** Start of INPUT ROWS **

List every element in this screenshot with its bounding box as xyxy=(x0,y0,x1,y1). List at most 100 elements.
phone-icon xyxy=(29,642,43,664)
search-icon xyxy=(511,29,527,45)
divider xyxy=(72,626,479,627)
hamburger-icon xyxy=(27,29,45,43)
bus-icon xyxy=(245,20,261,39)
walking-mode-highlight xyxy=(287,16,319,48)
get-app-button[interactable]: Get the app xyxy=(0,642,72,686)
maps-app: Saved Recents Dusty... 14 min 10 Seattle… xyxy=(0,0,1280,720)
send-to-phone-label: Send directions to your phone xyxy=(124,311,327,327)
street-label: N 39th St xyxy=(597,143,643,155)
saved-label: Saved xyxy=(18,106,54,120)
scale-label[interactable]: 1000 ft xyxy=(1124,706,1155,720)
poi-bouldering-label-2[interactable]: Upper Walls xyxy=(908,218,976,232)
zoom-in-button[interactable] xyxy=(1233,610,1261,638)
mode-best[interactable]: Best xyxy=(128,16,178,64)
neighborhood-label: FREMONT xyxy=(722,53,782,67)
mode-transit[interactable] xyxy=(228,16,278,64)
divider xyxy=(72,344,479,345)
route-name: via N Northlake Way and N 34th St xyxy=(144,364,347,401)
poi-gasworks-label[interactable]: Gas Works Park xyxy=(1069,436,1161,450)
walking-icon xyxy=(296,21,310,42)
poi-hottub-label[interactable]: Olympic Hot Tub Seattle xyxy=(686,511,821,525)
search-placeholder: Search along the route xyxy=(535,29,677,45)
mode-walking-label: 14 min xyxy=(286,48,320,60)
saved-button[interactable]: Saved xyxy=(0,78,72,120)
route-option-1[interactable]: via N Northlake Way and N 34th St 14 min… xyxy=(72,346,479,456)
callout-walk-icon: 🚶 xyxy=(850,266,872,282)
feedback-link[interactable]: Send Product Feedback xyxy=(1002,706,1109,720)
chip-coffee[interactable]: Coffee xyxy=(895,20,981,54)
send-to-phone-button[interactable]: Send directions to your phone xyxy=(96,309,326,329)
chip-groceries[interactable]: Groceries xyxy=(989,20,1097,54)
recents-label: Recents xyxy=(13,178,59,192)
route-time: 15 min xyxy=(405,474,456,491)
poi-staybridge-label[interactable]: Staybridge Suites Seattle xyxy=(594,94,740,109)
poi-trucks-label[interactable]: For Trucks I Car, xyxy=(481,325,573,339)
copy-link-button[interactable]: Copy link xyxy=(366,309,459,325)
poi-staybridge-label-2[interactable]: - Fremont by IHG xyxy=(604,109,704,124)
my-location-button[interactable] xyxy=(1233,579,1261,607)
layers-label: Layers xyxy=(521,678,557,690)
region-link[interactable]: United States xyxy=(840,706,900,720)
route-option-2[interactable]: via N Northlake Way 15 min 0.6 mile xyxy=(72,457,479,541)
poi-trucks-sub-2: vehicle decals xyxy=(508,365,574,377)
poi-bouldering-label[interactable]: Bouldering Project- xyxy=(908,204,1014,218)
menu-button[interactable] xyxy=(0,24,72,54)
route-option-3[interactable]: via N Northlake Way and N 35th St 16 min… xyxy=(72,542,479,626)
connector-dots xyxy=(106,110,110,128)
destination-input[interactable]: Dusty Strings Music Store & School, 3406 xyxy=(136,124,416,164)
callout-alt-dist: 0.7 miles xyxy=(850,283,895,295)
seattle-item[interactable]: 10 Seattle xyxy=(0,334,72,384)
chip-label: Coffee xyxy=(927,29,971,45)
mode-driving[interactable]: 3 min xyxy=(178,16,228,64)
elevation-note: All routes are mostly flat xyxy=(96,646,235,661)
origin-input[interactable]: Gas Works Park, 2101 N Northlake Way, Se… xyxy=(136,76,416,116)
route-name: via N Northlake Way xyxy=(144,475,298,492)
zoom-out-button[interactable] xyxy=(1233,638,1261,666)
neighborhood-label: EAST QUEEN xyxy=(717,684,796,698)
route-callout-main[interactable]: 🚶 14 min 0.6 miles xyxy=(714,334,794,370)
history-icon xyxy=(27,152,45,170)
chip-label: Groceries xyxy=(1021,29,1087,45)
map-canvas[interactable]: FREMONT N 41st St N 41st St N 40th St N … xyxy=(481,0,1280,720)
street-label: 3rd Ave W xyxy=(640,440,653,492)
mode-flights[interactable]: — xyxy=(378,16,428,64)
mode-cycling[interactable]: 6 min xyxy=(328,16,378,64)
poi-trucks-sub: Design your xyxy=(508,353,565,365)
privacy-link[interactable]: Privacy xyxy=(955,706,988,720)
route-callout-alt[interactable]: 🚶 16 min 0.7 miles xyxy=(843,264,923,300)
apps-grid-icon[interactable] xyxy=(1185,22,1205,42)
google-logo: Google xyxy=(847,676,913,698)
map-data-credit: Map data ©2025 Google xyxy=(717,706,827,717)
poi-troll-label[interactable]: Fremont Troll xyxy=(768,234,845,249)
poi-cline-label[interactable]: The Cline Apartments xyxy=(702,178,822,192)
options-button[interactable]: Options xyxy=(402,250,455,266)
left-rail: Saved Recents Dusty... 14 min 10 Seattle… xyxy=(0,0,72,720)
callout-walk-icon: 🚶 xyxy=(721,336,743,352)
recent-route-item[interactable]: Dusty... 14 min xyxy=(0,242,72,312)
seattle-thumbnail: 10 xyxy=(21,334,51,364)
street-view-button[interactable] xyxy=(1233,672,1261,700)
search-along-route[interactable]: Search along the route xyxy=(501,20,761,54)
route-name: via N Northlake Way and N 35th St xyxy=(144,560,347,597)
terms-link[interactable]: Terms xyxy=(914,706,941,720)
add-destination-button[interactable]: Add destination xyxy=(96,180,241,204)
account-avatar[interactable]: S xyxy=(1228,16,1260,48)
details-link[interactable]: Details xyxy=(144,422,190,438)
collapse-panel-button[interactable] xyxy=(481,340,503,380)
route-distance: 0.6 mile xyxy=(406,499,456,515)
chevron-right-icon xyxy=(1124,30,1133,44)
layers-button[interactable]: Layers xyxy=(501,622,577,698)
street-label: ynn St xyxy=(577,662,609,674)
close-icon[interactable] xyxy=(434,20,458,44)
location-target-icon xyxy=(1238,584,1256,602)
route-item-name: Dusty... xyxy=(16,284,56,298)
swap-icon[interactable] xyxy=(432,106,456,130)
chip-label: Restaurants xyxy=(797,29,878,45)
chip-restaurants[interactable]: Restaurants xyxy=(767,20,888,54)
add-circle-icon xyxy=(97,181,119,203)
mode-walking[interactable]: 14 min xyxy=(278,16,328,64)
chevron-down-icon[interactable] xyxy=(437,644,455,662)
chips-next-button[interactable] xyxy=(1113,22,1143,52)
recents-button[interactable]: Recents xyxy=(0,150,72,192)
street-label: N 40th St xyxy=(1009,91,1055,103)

** End of INPUT ROWS **

TASK PROMPT =
Format everything from the start of the items down to the line containing "poi-bouldering-label-2[interactable]: Upper Walls" as a Markdown table with the columns Row and Entry, numbering each line and leaving out blank lines.

WORKED ANSWER =
| Row | Entry |
|---|---|
| 1 | List every element in this screenshot with its bounding box as xyxy=(x0,y0,x1,y1). List at most 100 elements. |
| 2 | phone-icon xyxy=(29,642,43,664) |
| 3 | search-icon xyxy=(511,29,527,45) |
| 4 | divider xyxy=(72,626,479,627) |
| 5 | hamburger-icon xyxy=(27,29,45,43) |
| 6 | bus-icon xyxy=(245,20,261,39) |
| 7 | walking-mode-highlight xyxy=(287,16,319,48) |
| 8 | get-app-button[interactable]: Get the app xyxy=(0,642,72,686) |
| 9 | maps-app: Saved Recents Dusty... 14 min 10 Seattle… xyxy=(0,0,1280,720) |
| 10 | send-to-phone-label: Send directions to your phone xyxy=(124,311,327,327) |
| 11 | street-label: N 39th St xyxy=(597,143,643,155) |
| 12 | saved-label: Saved xyxy=(18,106,54,120) |
| 13 | scale-label[interactable]: 1000 ft xyxy=(1124,706,1155,720) |
| 14 | poi-bouldering-label-2[interactable]: Upper Walls xyxy=(908,218,976,232) |